• Task prompt:
Beneath this task is a listing; retype all of it exactly.

• Items:
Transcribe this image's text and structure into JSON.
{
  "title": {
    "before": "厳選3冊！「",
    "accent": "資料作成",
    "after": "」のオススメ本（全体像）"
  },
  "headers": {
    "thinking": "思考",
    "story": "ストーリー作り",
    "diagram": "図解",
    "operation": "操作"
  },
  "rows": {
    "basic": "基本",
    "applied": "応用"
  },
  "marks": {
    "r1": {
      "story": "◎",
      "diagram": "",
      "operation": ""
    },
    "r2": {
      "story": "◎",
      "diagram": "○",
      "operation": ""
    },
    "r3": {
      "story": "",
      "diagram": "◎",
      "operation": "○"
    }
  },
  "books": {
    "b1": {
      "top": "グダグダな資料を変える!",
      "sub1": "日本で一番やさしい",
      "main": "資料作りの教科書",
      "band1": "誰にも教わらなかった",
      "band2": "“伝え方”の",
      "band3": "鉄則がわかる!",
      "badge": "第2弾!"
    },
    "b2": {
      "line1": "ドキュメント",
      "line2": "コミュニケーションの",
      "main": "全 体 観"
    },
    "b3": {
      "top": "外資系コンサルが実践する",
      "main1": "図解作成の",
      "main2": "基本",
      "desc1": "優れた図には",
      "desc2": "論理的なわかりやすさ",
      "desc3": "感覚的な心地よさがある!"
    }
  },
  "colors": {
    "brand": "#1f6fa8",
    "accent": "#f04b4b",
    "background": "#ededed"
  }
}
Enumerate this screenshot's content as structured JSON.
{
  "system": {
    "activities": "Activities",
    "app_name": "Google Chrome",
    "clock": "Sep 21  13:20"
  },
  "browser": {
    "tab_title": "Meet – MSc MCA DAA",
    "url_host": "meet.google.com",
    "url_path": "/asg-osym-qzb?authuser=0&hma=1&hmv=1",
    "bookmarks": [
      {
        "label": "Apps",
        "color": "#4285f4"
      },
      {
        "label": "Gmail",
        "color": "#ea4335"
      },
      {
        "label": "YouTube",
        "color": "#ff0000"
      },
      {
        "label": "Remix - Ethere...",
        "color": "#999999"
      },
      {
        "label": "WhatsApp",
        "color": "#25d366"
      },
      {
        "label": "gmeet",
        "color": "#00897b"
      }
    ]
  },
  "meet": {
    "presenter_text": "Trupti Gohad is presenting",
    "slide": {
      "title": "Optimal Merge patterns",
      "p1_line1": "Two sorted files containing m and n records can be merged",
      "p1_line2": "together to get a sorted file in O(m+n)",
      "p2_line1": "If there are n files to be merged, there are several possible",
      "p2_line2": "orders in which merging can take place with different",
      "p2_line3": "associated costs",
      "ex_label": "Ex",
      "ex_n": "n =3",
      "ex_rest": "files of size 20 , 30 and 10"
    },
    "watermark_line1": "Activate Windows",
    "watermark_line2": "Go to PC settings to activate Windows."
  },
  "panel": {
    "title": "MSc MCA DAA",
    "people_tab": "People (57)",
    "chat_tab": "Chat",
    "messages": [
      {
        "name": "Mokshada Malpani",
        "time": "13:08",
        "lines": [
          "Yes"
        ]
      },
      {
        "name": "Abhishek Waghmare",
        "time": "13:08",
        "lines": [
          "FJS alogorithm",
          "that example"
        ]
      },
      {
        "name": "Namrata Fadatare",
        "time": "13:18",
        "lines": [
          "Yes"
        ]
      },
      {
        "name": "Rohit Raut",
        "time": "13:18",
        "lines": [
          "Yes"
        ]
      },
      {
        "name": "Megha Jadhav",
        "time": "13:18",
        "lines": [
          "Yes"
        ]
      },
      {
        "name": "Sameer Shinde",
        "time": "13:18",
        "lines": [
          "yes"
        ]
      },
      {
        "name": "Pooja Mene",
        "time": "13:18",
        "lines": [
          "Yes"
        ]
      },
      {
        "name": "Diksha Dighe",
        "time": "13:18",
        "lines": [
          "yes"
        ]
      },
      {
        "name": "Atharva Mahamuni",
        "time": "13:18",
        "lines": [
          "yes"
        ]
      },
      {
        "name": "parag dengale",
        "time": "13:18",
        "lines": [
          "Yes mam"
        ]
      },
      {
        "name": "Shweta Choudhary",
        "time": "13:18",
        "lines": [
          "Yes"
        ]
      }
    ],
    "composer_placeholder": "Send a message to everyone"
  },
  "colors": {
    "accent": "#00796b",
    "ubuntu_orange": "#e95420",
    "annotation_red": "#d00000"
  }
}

• Result of the exercise:
Transcribe this image's text and structure into JSON.
{
  "title": {
    "before": "厳選3冊！「",
    "accent": "資料作成",
    "after": "」のオススメ本（全体像）"
  },
  "headers": {
    "thinking": "思考",
    "story": "ストーリー作り",
    "diagram": "図解",
    "operation": "操作"
  },
  "rows": {
    "basic": "基本",
    "applied": "応用"
  },
  "marks": {
    "r1": {
      "story": "◎",
      "diagram": "",
      "operation": ""
    },
    "r2": {
      "story": "◎",
      "diagram": "○",
      "operation": ""
    },
    "r3": {
      "story": "",
      "diagram": "◎",
      "operation": "○"
    }
  },
  "books": {
    "b1": {
      "top": "グダグダな資料を変える!",
      "sub1": "日本で一番やさしい",
      "main": "資料作りの教科書",
      "band1": "誰にも教わらなかった",
      "band2": "“伝え方”の",
      "band3": "鉄則がわかる!",
      "badge": "第2弾!"
    },
    "b2": {
      "line1": "ドキュメント",
      "line2": "コミュニケーションの",
      "main": "全 体 観"
    },
    "b3": {
      "top": "外資系コンサルが実践する",
      "main1": "図解作成の",
      "main2": "基本",
      "desc1": "優れた図には",
      "desc2": "論理的なわかりやすさ",
      "desc3": "感覚的な心地よさがある!"
    }
  },
  "colors": {
    "brand": "#1f6fa8",
    "accent": "#f04b4b",
    "background": "#ededed"
  }
}
Enumerate this screenshot's content as structured JSON.
{
  "system": {
    "activities": "Activities",
    "app_name": "Google Chrome",
    "clock": "Sep 21  13:20"
  },
  "browser": {
    "tab_title": "Meet – MSc MCA DAA",
    "url_host": "meet.google.com",
    "url_path": "/asg-osym-qzb?authuser=0&hma=1&hmv=1",
    "bookmarks": [
      {
        "label": "Apps",
        "color": "#4285f4"
      },
      {
        "label": "Gmail",
        "color": "#ea4335"
      },
      {
        "label": "YouTube",
        "color": "#ff0000"
      },
      {
        "label": "Remix - Ethere...",
        "color": "#999999"
      },
      {
        "label": "WhatsApp",
        "color": "#25d366"
      },
      {
        "label": "gmeet",
        "color": "#00897b"
      }
    ]
  },
  "meet": {
    "presenter_text": "Trupti Gohad is presenting",
    "slide": {
      "title": "Optimal Merge patterns",
      "p1_line1": "Two sorted files containing m and n records can be merged",
      "p1_line2": "together to get a sorted file in O(m+n)",
      "p2_line1": "If there are n files to be merged, there are several possible",
      "p2_line2": "orders in which merging can take place with different",
      "p2_line3": "associated costs",
      "ex_label": "Ex",
      "ex_n": "n =3",
      "ex_rest": "files of size 20 , 30 and 10"
    },
    "watermark_line1": "Activate Windows",
    "watermark_line2": "Go to PC settings to activate Windows."
  },
  "panel": {
    "title": "MSc MCA DAA",
    "people_tab": "People (57)",
    "chat_tab": "Chat",
    "messages": [
      {
        "name": "Mokshada Malpani",
        "time": "13:08",
        "lines": [
          "Yes"
        ]
      },
      {
        "name": "Abhishek Waghmare",
        "time": "13:08",
        "lines": [
          "FJS alogorithm",
          "that example"
        ]
      },
      {
        "name": "Namrata Fadatare",
        "time": "13:18",
        "lines": [
          "Yes"
        ]
      },
      {
        "name": "Rohit Raut",
        "time": "13:18",
        "lines": [
          "Yes"
        ]
      },
      {
        "name": "Megha Jadhav",
        "time": "13:18",
        "lines": [
          "Yes"
        ]
      },
      {
        "name": "Sameer Shinde",
        "time": "13:18",
        "lines": [
          "yes"
        ]
      },
      {
        "name": "Pooja Mene",
        "time": "13:18",
        "lines": [
          "Yes"
        ]
      },
      {
        "name": "Diksha Dighe",
        "time": "13:18",
        "lines": [
          "yes"
        ]
      },
      {
        "name": "Atharva Mahamuni",
        "time": "13:18",
        "lines": [
          "yes"
        ]
      },
      {
        "name": "parag dengale",
        "time": "13:18",
        "lines": [
          "Yes mam"
        ]
      },
      {
        "name": "Shweta Choudhary",
        "time": "13:18",
        "lines": [
          "Yes"
        ]
      }
    ],
    "composer_placeholder": "Send a message to everyone"
  },
  "colors": {
    "accent": "#00796b",
    "ubuntu_orange": "#e95420",
    "annotation_red": "#d00000"
  }
}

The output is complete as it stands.